+++ MATERIAL FOR THIS EXERCISE

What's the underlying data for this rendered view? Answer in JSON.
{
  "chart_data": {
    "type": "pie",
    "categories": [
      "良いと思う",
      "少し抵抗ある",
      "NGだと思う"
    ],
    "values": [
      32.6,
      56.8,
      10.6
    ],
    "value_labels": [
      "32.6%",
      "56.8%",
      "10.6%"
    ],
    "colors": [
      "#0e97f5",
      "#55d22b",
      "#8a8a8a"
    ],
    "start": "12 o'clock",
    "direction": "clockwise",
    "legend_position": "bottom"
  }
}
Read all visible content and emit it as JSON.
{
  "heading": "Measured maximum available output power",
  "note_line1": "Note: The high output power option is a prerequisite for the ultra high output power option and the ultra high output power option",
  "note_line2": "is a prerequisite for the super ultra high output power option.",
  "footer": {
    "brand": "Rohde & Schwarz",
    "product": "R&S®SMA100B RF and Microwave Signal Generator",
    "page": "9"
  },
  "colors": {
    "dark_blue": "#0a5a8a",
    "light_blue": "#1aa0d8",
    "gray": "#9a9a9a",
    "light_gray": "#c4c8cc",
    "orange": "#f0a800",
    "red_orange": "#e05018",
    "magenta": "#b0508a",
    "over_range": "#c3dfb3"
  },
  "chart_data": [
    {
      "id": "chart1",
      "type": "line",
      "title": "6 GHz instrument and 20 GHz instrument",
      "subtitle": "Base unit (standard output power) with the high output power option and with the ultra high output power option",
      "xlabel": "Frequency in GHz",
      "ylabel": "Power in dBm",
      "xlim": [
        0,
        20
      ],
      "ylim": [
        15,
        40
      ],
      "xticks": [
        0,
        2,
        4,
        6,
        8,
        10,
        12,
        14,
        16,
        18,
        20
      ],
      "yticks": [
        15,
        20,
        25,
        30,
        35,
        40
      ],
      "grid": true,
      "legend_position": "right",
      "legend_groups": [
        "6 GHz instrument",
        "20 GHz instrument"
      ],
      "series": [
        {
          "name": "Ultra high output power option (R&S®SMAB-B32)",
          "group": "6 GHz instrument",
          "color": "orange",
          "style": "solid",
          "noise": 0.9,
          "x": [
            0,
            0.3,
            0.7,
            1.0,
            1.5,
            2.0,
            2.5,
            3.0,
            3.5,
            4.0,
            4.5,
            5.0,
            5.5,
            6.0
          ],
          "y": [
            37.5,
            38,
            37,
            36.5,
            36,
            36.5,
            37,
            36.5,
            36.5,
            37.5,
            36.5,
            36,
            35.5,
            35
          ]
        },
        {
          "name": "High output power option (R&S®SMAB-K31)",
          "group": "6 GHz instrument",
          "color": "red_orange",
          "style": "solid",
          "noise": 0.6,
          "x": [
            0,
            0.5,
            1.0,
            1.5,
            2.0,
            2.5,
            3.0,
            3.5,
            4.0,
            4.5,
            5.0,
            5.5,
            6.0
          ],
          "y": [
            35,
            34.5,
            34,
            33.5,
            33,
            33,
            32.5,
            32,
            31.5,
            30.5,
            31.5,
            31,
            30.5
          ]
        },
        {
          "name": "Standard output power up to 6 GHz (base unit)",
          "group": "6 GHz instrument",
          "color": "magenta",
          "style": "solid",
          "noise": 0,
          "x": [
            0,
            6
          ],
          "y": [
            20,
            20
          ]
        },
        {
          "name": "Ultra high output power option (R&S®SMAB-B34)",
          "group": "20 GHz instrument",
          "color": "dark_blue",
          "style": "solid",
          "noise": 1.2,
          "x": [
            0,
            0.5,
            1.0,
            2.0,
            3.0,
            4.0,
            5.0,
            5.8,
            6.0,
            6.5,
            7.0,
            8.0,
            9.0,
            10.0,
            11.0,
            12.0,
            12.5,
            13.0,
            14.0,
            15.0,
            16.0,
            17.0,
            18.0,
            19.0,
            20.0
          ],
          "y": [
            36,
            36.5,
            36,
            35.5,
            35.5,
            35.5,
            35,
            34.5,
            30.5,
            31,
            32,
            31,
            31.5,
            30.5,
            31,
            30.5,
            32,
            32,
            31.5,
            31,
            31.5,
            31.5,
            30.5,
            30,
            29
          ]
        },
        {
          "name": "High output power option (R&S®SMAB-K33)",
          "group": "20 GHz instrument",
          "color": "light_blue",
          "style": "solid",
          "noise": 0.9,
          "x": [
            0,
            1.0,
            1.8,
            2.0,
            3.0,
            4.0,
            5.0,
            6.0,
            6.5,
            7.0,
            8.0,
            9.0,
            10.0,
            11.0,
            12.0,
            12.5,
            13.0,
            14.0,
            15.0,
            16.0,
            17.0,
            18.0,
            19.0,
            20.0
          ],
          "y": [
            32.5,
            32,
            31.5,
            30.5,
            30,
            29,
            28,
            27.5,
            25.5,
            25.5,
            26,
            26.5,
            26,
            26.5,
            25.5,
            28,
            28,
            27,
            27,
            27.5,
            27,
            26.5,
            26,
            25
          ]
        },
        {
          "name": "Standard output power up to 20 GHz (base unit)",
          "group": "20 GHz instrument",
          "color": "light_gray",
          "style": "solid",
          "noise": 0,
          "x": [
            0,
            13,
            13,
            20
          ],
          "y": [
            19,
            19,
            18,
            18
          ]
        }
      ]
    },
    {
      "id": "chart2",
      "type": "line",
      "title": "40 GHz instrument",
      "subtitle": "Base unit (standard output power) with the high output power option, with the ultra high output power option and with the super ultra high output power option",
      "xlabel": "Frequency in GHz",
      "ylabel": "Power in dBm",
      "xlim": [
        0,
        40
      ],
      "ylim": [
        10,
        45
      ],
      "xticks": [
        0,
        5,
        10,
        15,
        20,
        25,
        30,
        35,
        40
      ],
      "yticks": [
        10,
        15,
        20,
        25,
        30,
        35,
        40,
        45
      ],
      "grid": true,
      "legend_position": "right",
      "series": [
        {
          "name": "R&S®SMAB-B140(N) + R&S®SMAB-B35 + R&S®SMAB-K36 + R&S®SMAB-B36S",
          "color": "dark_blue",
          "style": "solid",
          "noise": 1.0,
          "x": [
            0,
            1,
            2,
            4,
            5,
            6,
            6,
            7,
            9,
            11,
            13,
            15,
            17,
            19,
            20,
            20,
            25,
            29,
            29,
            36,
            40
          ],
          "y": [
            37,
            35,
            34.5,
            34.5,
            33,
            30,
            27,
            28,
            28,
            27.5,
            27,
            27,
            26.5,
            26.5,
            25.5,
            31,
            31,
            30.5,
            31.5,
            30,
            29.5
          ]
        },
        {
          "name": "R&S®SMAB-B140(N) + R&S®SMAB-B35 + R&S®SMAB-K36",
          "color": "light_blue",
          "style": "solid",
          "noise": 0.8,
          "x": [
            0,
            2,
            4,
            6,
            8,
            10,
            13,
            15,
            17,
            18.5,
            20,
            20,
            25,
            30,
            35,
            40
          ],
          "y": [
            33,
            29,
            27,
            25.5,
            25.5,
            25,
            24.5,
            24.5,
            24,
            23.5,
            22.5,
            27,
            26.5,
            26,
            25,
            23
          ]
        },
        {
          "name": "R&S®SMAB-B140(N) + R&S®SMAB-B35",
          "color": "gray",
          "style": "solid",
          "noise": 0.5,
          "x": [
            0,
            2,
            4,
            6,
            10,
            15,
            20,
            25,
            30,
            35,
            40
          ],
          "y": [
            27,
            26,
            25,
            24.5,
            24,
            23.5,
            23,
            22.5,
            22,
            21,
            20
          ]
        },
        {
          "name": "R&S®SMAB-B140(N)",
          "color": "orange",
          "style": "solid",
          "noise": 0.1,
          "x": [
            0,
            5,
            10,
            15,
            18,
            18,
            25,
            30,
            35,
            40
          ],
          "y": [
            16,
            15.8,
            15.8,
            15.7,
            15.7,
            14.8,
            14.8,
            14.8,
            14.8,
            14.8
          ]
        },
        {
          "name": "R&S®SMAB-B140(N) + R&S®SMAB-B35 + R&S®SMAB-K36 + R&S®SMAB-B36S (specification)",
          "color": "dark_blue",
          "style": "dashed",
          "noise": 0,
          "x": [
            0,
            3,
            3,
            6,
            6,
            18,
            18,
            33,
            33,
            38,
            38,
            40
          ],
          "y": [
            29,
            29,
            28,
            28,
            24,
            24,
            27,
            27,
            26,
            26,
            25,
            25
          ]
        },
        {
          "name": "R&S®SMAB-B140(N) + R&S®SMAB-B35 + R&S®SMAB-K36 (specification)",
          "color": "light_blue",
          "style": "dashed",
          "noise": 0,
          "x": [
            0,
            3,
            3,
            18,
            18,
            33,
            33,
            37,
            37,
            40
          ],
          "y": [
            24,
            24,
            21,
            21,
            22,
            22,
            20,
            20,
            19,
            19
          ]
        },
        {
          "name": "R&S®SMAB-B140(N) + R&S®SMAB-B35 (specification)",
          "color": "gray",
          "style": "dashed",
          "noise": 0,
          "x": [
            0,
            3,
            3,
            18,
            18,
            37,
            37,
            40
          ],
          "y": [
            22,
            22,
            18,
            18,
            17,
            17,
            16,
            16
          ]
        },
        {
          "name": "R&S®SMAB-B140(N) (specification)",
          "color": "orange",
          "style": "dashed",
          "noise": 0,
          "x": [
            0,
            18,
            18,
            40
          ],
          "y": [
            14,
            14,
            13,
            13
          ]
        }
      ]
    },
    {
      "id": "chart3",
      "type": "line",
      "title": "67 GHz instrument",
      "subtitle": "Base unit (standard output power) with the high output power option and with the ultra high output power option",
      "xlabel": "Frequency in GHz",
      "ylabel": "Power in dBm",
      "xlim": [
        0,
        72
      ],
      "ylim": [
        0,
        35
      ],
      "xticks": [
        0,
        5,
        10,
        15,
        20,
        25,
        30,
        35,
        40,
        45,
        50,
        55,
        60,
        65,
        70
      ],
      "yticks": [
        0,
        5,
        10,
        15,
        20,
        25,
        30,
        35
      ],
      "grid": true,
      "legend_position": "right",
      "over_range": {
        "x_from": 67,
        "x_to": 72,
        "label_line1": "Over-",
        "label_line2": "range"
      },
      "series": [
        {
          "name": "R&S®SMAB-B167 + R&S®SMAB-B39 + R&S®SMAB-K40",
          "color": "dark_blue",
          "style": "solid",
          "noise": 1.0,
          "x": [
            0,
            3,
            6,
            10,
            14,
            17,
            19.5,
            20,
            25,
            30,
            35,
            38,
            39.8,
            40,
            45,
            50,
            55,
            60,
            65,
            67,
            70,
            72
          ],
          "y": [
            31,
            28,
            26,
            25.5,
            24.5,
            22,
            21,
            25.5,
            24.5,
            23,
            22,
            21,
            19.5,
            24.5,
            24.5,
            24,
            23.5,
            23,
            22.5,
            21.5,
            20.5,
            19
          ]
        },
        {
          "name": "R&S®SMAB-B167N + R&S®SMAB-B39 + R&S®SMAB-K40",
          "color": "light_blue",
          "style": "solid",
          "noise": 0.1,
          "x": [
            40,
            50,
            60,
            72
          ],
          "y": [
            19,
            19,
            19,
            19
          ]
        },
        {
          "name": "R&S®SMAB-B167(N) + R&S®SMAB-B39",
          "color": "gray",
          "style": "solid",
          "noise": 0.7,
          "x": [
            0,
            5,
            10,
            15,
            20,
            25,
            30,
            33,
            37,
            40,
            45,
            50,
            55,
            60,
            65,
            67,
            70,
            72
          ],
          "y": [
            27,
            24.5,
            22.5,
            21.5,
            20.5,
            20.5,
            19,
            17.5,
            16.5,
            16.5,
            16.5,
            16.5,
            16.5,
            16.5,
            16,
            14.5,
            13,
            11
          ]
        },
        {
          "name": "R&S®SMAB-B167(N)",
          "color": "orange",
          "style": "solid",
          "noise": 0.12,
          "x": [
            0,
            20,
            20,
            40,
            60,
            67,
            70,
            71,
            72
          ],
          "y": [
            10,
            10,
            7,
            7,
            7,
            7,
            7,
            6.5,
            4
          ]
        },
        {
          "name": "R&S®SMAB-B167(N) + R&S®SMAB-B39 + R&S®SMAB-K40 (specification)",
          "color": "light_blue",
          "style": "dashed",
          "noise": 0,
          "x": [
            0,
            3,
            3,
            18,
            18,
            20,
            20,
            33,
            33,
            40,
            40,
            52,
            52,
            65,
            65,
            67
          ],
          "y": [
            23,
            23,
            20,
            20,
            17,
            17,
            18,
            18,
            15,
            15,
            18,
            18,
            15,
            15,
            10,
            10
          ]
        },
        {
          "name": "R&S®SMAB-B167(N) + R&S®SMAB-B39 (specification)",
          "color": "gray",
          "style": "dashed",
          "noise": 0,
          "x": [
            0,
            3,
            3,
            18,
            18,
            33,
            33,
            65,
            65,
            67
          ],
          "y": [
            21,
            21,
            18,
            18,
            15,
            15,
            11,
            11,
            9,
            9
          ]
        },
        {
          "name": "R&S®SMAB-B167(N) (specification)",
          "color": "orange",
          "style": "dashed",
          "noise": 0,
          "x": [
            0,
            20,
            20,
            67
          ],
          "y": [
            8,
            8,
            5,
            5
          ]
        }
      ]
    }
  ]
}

++++++

* TASK PROMPT: In the records, locate each line holding the string "JSON" and copy it.

* SOLUTION:
What's the underlying data for this rendered view? Answer in JSON.
Read all visible content and emit it as JSON.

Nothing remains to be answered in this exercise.